**What you will do**
Output every line exactly as written. Leave out pictures.
+++ Given information +++
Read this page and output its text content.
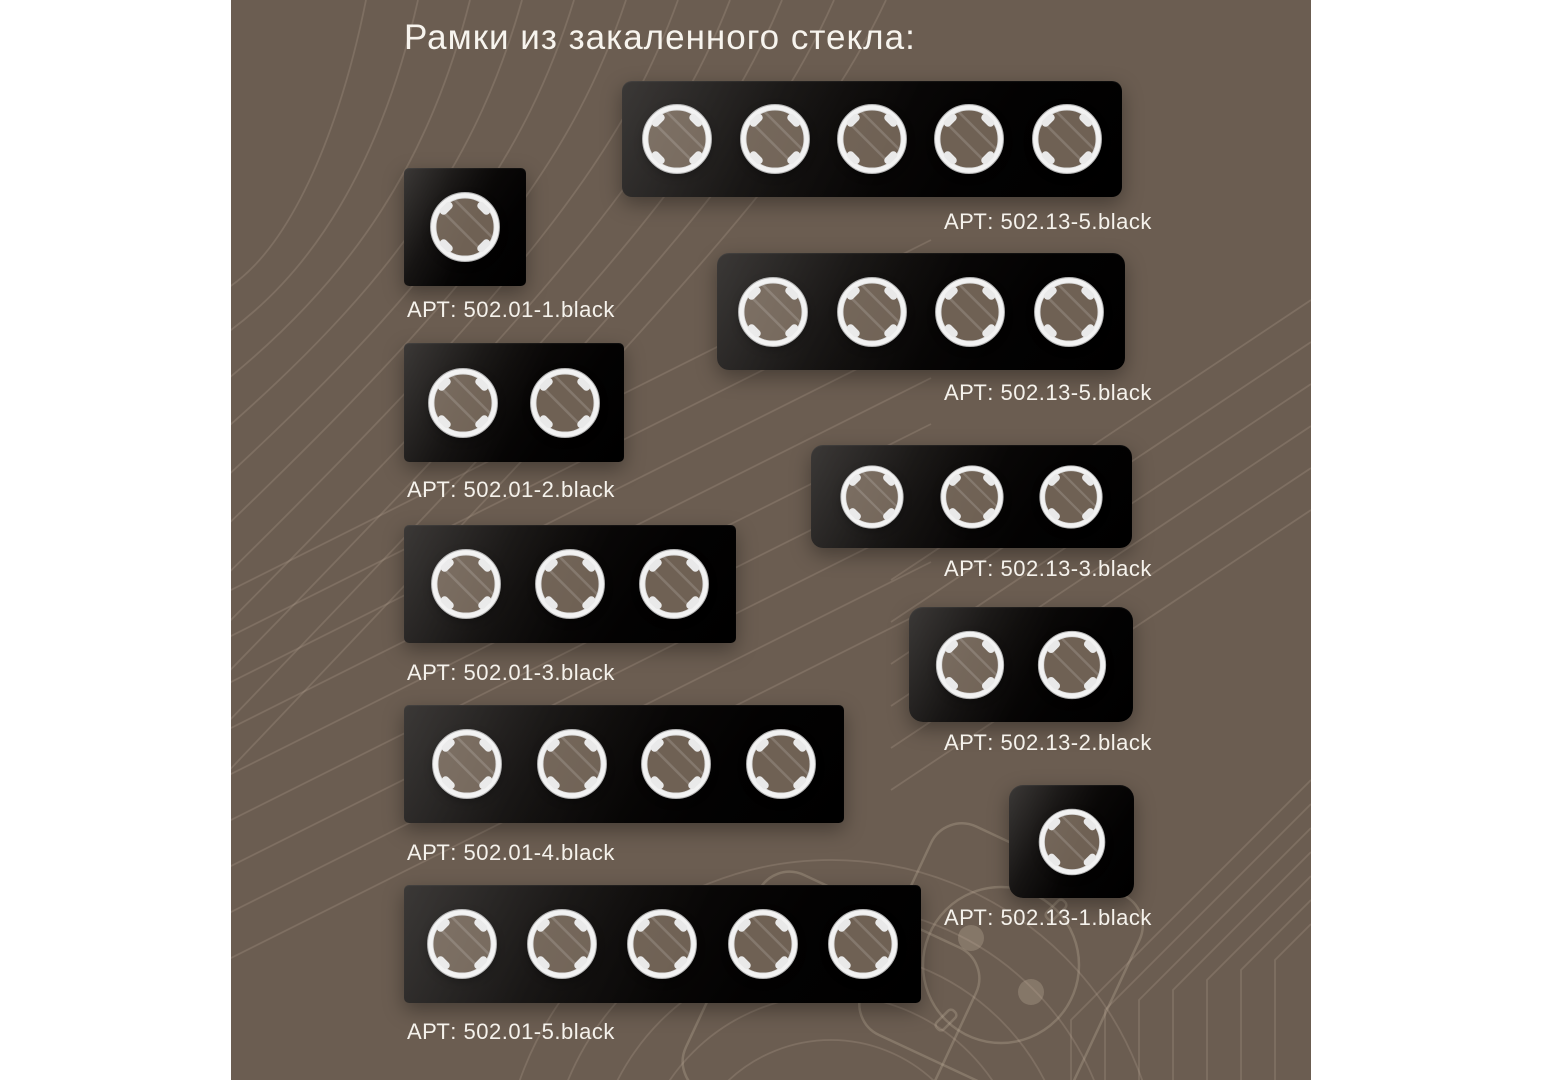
Рамки из закаленного стекла:
АРТ: 502.01-1.black
АРТ: 502.01-2.black
АРТ: 502.01-3.black
АРТ: 502.01-4.black
АРТ: 502.01-5.black
АРТ: 502.13-5.black
АРТ: 502.13-5.black
АРТ: 502.13-3.black
АРТ: 502.13-2.black
АРТ: 502.13-1.black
+++
**Finished task**
Read this page and output its text content.
Рамки из закаленного стекла:
АРТ: 502.01-1.black
АРТ: 502.01-2.black
АРТ: 502.01-3.black
АРТ: 502.01-4.black
АРТ: 502.01-5.black
АРТ: 502.13-5.black
АРТ: 502.13-5.black
АРТ: 502.13-3.black
АРТ: 502.13-2.black
АРТ: 502.13-1.black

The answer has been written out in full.